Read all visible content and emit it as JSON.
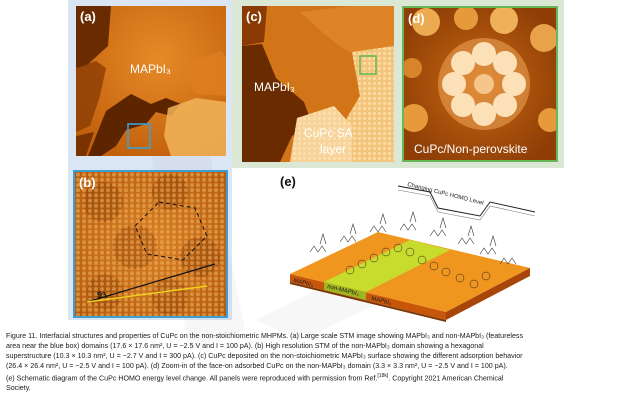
{
  "panels": {
    "a": {
      "label": "(a)",
      "text": "MAPbI₃"
    },
    "b": {
      "label": "(b)",
      "angle": "9°"
    },
    "c": {
      "label": "(c)",
      "text1": "MAPbI₃",
      "text2": "CuPc SA",
      "text3": "layer"
    },
    "d": {
      "label": "(d)",
      "text": "CuPc/Non-perovskite"
    },
    "e": {
      "label": "(e)",
      "energy": "Changing CuPc HOMO Level",
      "layer_left": "MAPbI₃",
      "layer_mid": "non-MAPbI₃",
      "layer_right": "MAPbI₃"
    }
  },
  "caption": {
    "l1": "Figure 11. Interfacial structures and properties of CuPc on the non-stoichiometric MHPMs. (a) Large scale STM image showing MAPbI₃ and non-MAPbI₃ (featureless",
    "l2": "area near the blue box) domains (17.6 × 17.6 nm², U = −2.5 V and I = 100 pA). (b) High resolution STM of the non-MAPbI₃ domain showing a hexagonal",
    "l3": "superstructure (10.3 × 10.3 nm², U = −2.7 V and I = 300 pA). (c) CuPc deposited on the non-stoichiometric MAPbI₃ surface showing the different adsorption behavior",
    "l4": "(26.4 × 26.4 nm², U = −2.5 V and I = 100 pA). (d) Zoom-in of the face-on adsorbed CuPc on the non-MAPbI₃ domain (3.3 × 3.3 nm², U = −2.5 V and I = 100 pA).",
    "l5a": "(e) Schematic diagram of the CuPc HOMO energy level change. All panels were reproduced with permission from Ref.",
    "ref": "[18k]",
    "l5b": ". Copyright 2021 American Chemical",
    "l6": "Society."
  },
  "colors": {
    "stm_dark": "#6a2b00",
    "stm_mid": "#c9680f",
    "stm_bright": "#f5c46a",
    "blue_frame": "#3b9fd6",
    "green_frame": "#67b957",
    "yellow_layer": "#c8dc2e"
  }
}
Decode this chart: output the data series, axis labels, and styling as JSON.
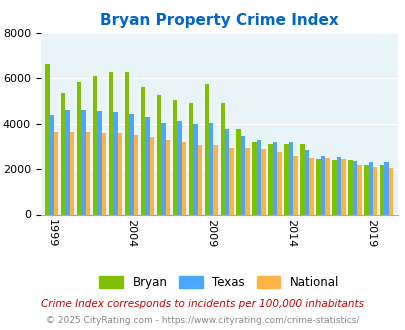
{
  "title": "Bryan Property Crime Index",
  "years": [
    1999,
    2000,
    2001,
    2002,
    2003,
    2004,
    2005,
    2006,
    2007,
    2008,
    2009,
    2010,
    2011,
    2012,
    2013,
    2014,
    2015,
    2016,
    2017,
    2018,
    2019,
    2020
  ],
  "bryan": [
    6650,
    5350,
    5850,
    6100,
    6300,
    6300,
    5600,
    5250,
    5050,
    4900,
    5750,
    4900,
    3750,
    3200,
    3100,
    3100,
    3100,
    2450,
    2400,
    2400,
    2200,
    2200
  ],
  "texas": [
    4400,
    4600,
    4600,
    4550,
    4500,
    4450,
    4300,
    4050,
    4100,
    4000,
    4050,
    3750,
    3450,
    3300,
    3200,
    3200,
    2850,
    2600,
    2550,
    2350,
    2300,
    2300
  ],
  "national": [
    3650,
    3650,
    3650,
    3600,
    3600,
    3500,
    3400,
    3300,
    3200,
    3050,
    3050,
    2950,
    2950,
    2900,
    2750,
    2600,
    2500,
    2500,
    2450,
    2200,
    2100,
    2050
  ],
  "bryan_color": "#80c000",
  "texas_color": "#4da6ff",
  "national_color": "#ffb347",
  "bg_color": "#e8f4f8",
  "ylim": [
    0,
    8000
  ],
  "yticks": [
    0,
    2000,
    4000,
    6000,
    8000
  ],
  "xtick_years": [
    1999,
    2004,
    2009,
    2014,
    2019
  ],
  "footnote1": "Crime Index corresponds to incidents per 100,000 inhabitants",
  "footnote2": "© 2025 CityRating.com - https://www.cityrating.com/crime-statistics/",
  "title_color": "#0066cc",
  "footnote1_color": "#cc0000",
  "footnote2_color": "#888888"
}
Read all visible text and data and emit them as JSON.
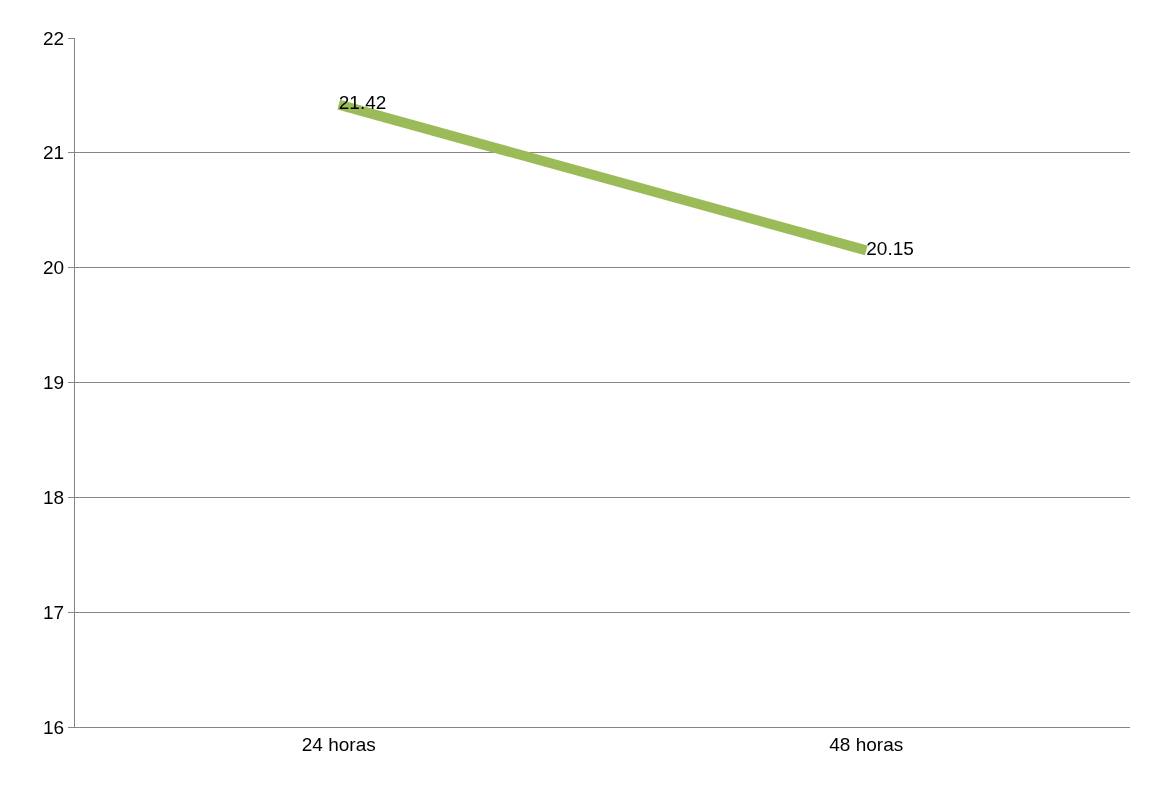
{
  "chart_data": {
    "type": "line",
    "categories": [
      "24 horas",
      "48 horas"
    ],
    "series": [
      {
        "color": "#9bbb59",
        "values": [
          21.42,
          20.15
        ]
      }
    ],
    "ylim": [
      16,
      22
    ],
    "yticks": [
      16,
      17,
      18,
      19,
      20,
      21,
      22
    ],
    "grid": "y",
    "data_labels": true,
    "marker": "none",
    "line_style": "solid"
  }
}
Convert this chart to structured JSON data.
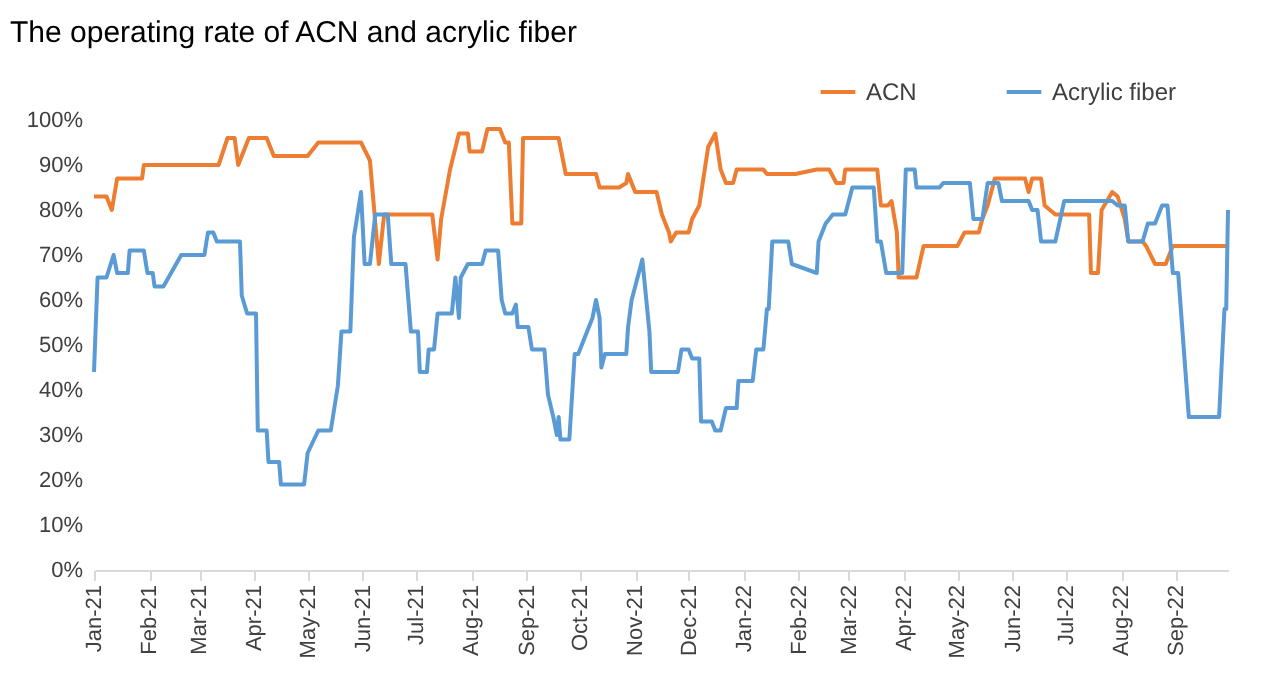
{
  "chart_data": {
    "type": "line",
    "title": "The operating rate of ACN and acrylic fiber",
    "xlim": [
      "2021-01-01",
      "2022-09-30"
    ],
    "xticks": [
      {
        "value": "2021-01-01",
        "label": "Jan-21"
      },
      {
        "value": "2021-02-01",
        "label": "Feb-21"
      },
      {
        "value": "2021-03-01",
        "label": "Mar-21"
      },
      {
        "value": "2021-04-01",
        "label": "Apr-21"
      },
      {
        "value": "2021-05-01",
        "label": "May-21"
      },
      {
        "value": "2021-06-01",
        "label": "Jun-21"
      },
      {
        "value": "2021-07-01",
        "label": "Jul-21"
      },
      {
        "value": "2021-08-01",
        "label": "Aug-21"
      },
      {
        "value": "2021-09-01",
        "label": "Sep-21"
      },
      {
        "value": "2021-10-01",
        "label": "Oct-21"
      },
      {
        "value": "2021-11-01",
        "label": "Nov-21"
      },
      {
        "value": "2021-12-01",
        "label": "Dec-21"
      },
      {
        "value": "2022-01-01",
        "label": "Jan-22"
      },
      {
        "value": "2022-02-01",
        "label": "Feb-22"
      },
      {
        "value": "2022-03-01",
        "label": "Mar-22"
      },
      {
        "value": "2022-04-01",
        "label": "Apr-22"
      },
      {
        "value": "2022-05-01",
        "label": "May-22"
      },
      {
        "value": "2022-06-01",
        "label": "Jun-22"
      },
      {
        "value": "2022-07-01",
        "label": "Jul-22"
      },
      {
        "value": "2022-08-01",
        "label": "Aug-22"
      },
      {
        "value": "2022-09-01",
        "label": "Sep-22"
      }
    ],
    "ylim": [
      0,
      100
    ],
    "yticks": [
      {
        "value": 0,
        "label": "0%"
      },
      {
        "value": 10,
        "label": "10%"
      },
      {
        "value": 20,
        "label": "20%"
      },
      {
        "value": 30,
        "label": "30%"
      },
      {
        "value": 40,
        "label": "40%"
      },
      {
        "value": 50,
        "label": "50%"
      },
      {
        "value": 60,
        "label": "60%"
      },
      {
        "value": 70,
        "label": "70%"
      },
      {
        "value": 80,
        "label": "80%"
      },
      {
        "value": 90,
        "label": "90%"
      },
      {
        "value": 100,
        "label": "100%"
      }
    ],
    "legend": "top right",
    "grid": false,
    "marker": "none",
    "line_style": "solid",
    "series": [
      {
        "name": "ACN",
        "color": "#ed7d31",
        "x": [
          "2021-01-01",
          "2021-01-08",
          "2021-01-11",
          "2021-01-14",
          "2021-01-28",
          "2021-01-29",
          "2021-03-12",
          "2021-03-17",
          "2021-03-21",
          "2021-03-23",
          "2021-03-29",
          "2021-04-08",
          "2021-04-12",
          "2021-05-01",
          "2021-05-07",
          "2021-05-31",
          "2021-06-05",
          "2021-06-10",
          "2021-06-13",
          "2021-07-10",
          "2021-07-13",
          "2021-07-15",
          "2021-07-20",
          "2021-07-25",
          "2021-07-30",
          "2021-07-31",
          "2021-08-07",
          "2021-08-10",
          "2021-08-17",
          "2021-08-20",
          "2021-08-22",
          "2021-08-24",
          "2021-08-29",
          "2021-08-30",
          "2021-09-19",
          "2021-09-23",
          "2021-10-10",
          "2021-10-12",
          "2021-10-23",
          "2021-10-27",
          "2021-10-28",
          "2021-11-01",
          "2021-11-13",
          "2021-11-16",
          "2021-11-20",
          "2021-11-21",
          "2021-11-24",
          "2021-12-01",
          "2021-12-03",
          "2021-12-07",
          "2021-12-12",
          "2021-12-16",
          "2021-12-19",
          "2021-12-22",
          "2021-12-26",
          "2021-12-28",
          "2022-01-12",
          "2022-01-14",
          "2022-01-30",
          "2022-02-11",
          "2022-02-18",
          "2022-02-22",
          "2022-02-26",
          "2022-02-27",
          "2022-03-17",
          "2022-03-19",
          "2022-03-23",
          "2022-03-25",
          "2022-03-28",
          "2022-03-29",
          "2022-04-08",
          "2022-04-12",
          "2022-05-01",
          "2022-05-05",
          "2022-05-13",
          "2022-05-15",
          "2022-05-18",
          "2022-05-22",
          "2022-06-08",
          "2022-06-10",
          "2022-06-12",
          "2022-06-17",
          "2022-06-19",
          "2022-06-25",
          "2022-07-14",
          "2022-07-15",
          "2022-07-19",
          "2022-07-21",
          "2022-07-27",
          "2022-07-30",
          "2022-08-03",
          "2022-08-05",
          "2022-08-13",
          "2022-08-15",
          "2022-08-20",
          "2022-08-26",
          "2022-08-30",
          "2022-09-30"
        ],
        "values": [
          83,
          83,
          80,
          87,
          87,
          90,
          90,
          96,
          96,
          90,
          96,
          96,
          92,
          92,
          95,
          95,
          91,
          68,
          79,
          79,
          69,
          78,
          89,
          97,
          97,
          93,
          93,
          98,
          98,
          95,
          95,
          77,
          77,
          96,
          96,
          88,
          88,
          85,
          85,
          86,
          88,
          84,
          84,
          79,
          75,
          73,
          75,
          75,
          78,
          81,
          94,
          97,
          89,
          86,
          86,
          89,
          89,
          88,
          88,
          89,
          89,
          86,
          86,
          89,
          89,
          81,
          81,
          82,
          75,
          65,
          65,
          72,
          72,
          75,
          75,
          78,
          81,
          87,
          87,
          84,
          87,
          87,
          81,
          79,
          79,
          66,
          66,
          80,
          84,
          83,
          78,
          73,
          73,
          72,
          68,
          68,
          72,
          72
        ]
      },
      {
        "name": "Acrylic fiber",
        "color": "#5b9bd5",
        "x": [
          "2021-01-01",
          "2021-01-03",
          "2021-01-08",
          "2021-01-12",
          "2021-01-14",
          "2021-01-20",
          "2021-01-21",
          "2021-01-29",
          "2021-01-31",
          "2021-02-03",
          "2021-02-04",
          "2021-02-09",
          "2021-02-19",
          "2021-03-04",
          "2021-03-06",
          "2021-03-09",
          "2021-03-11",
          "2021-03-24",
          "2021-03-25",
          "2021-03-28",
          "2021-04-02",
          "2021-04-03",
          "2021-04-08",
          "2021-04-09",
          "2021-04-15",
          "2021-04-16",
          "2021-04-29",
          "2021-05-01",
          "2021-05-07",
          "2021-05-14",
          "2021-05-18",
          "2021-05-20",
          "2021-05-25",
          "2021-05-27",
          "2021-05-31",
          "2021-06-02",
          "2021-06-05",
          "2021-06-08",
          "2021-06-15",
          "2021-06-17",
          "2021-06-25",
          "2021-06-28",
          "2021-07-02",
          "2021-07-03",
          "2021-07-07",
          "2021-07-08",
          "2021-07-11",
          "2021-07-13",
          "2021-07-21",
          "2021-07-23",
          "2021-07-25",
          "2021-07-26",
          "2021-07-30",
          "2021-08-07",
          "2021-08-09",
          "2021-08-16",
          "2021-08-18",
          "2021-08-20",
          "2021-08-24",
          "2021-08-26",
          "2021-08-27",
          "2021-09-02",
          "2021-09-04",
          "2021-09-11",
          "2021-09-13",
          "2021-09-16",
          "2021-09-18",
          "2021-09-19",
          "2021-09-20",
          "2021-09-25",
          "2021-09-28",
          "2021-09-30",
          "2021-10-08",
          "2021-10-10",
          "2021-10-12",
          "2021-10-13",
          "2021-10-15",
          "2021-10-27",
          "2021-10-28",
          "2021-10-30",
          "2021-11-05",
          "2021-11-06",
          "2021-11-09",
          "2021-11-10",
          "2021-11-25",
          "2021-11-27",
          "2021-12-01",
          "2021-12-03",
          "2021-12-07",
          "2021-12-08",
          "2021-12-14",
          "2021-12-16",
          "2021-12-19",
          "2021-12-22",
          "2021-12-28",
          "2021-12-29",
          "2022-01-06",
          "2022-01-08",
          "2022-01-12",
          "2022-01-14",
          "2022-01-15",
          "2022-01-17",
          "2022-01-26",
          "2022-01-28",
          "2022-02-11",
          "2022-02-12",
          "2022-02-16",
          "2022-02-20",
          "2022-02-27",
          "2022-03-03",
          "2022-03-15",
          "2022-03-17",
          "2022-03-19",
          "2022-03-22",
          "2022-03-31",
          "2022-04-02",
          "2022-04-07",
          "2022-04-08",
          "2022-04-21",
          "2022-04-23",
          "2022-05-08",
          "2022-05-10",
          "2022-05-15",
          "2022-05-18",
          "2022-05-24",
          "2022-05-26",
          "2022-06-10",
          "2022-06-12",
          "2022-06-15",
          "2022-06-17",
          "2022-06-25",
          "2022-06-30",
          "2022-07-27",
          "2022-07-30",
          "2022-08-03",
          "2022-08-05",
          "2022-08-13",
          "2022-08-16",
          "2022-08-20",
          "2022-08-24",
          "2022-08-27",
          "2022-08-30",
          "2022-09-02",
          "2022-09-08",
          "2022-09-25",
          "2022-09-28",
          "2022-09-29",
          "2022-09-30"
        ],
        "values": [
          44,
          65,
          65,
          70,
          66,
          66,
          71,
          71,
          66,
          66,
          63,
          63,
          70,
          70,
          75,
          75,
          73,
          73,
          61,
          57,
          57,
          31,
          31,
          24,
          24,
          19,
          19,
          26,
          31,
          31,
          41,
          53,
          53,
          74,
          84,
          68,
          68,
          79,
          79,
          68,
          68,
          53,
          53,
          44,
          44,
          49,
          49,
          57,
          57,
          65,
          56,
          65,
          68,
          68,
          71,
          71,
          60,
          57,
          57,
          59,
          54,
          54,
          49,
          49,
          39,
          34,
          30,
          34,
          29,
          29,
          48,
          48,
          56,
          60,
          56,
          45,
          48,
          48,
          54,
          60,
          69,
          65,
          53,
          44,
          44,
          49,
          49,
          47,
          47,
          33,
          33,
          31,
          31,
          36,
          36,
          42,
          42,
          49,
          49,
          58,
          58,
          73,
          73,
          68,
          66,
          73,
          77,
          79,
          79,
          85,
          85,
          73,
          73,
          66,
          66,
          89,
          89,
          85,
          85,
          86,
          86,
          78,
          78,
          86,
          86,
          82,
          82,
          80,
          80,
          73,
          73,
          82,
          82,
          81,
          81,
          73,
          73,
          77,
          77,
          81,
          81,
          66,
          66,
          34,
          34,
          58,
          58,
          80
        ]
      }
    ]
  }
}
-- -- --
Find each line holding the word "this" and copy it.

Decode this chart: output the data series, axis labels, and styling as JSON.
Convert this chart to structured JSON data.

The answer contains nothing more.